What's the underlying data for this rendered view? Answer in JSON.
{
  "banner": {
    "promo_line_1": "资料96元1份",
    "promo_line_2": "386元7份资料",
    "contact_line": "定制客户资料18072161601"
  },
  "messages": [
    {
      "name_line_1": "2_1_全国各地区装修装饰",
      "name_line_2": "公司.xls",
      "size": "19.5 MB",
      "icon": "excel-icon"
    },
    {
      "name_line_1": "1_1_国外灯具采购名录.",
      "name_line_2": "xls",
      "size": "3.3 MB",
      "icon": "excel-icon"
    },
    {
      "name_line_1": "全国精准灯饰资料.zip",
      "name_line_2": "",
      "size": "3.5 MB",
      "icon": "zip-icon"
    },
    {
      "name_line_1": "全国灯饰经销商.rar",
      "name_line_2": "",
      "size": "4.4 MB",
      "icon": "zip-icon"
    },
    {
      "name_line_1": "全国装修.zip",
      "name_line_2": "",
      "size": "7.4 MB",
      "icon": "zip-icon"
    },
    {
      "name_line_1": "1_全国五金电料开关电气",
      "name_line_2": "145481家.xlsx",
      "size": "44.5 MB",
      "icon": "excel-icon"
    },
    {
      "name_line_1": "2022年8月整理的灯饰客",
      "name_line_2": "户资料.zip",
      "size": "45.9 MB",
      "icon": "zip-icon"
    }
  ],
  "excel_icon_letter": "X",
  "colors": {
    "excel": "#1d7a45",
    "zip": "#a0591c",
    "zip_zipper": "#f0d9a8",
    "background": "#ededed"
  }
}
=-=-=-=-=
* [Your instructions] Make an exact copy of all the data.

* [Solution]
What's the underlying data for this rendered view? Answer in JSON.
{
  "banner": {
    "promo_line_1": "资料96元1份",
    "promo_line_2": "386元7份资料",
    "contact_line": "定制客户资料18072161601"
  },
  "messages": [
    {
      "name_line_1": "2_1_全国各地区装修装饰",
      "name_line_2": "公司.xls",
      "size": "19.5 MB",
      "icon": "excel-icon"
    },
    {
      "name_line_1": "1_1_国外灯具采购名录.",
      "name_line_2": "xls",
      "size": "3.3 MB",
      "icon": "excel-icon"
    },
    {
      "name_line_1": "全国精准灯饰资料.zip",
      "name_line_2": "",
      "size": "3.5 MB",
      "icon": "zip-icon"
    },
    {
      "name_line_1": "全国灯饰经销商.rar",
      "name_line_2": "",
      "size": "4.4 MB",
      "icon": "zip-icon"
    },
    {
      "name_line_1": "全国装修.zip",
      "name_line_2": "",
      "size": "7.4 MB",
      "icon": "zip-icon"
    },
    {
      "name_line_1": "1_全国五金电料开关电气",
      "name_line_2": "145481家.xlsx",
      "size": "44.5 MB",
      "icon": "excel-icon"
    },
    {
      "name_line_1": "2022年8月整理的灯饰客",
      "name_line_2": "户资料.zip",
      "size": "45.9 MB",
      "icon": "zip-icon"
    }
  ],
  "excel_icon_letter": "X",
  "colors": {
    "excel": "#1d7a45",
    "zip": "#a0591c",
    "zip_zipper": "#f0d9a8",
    "background": "#ededed"
  }
}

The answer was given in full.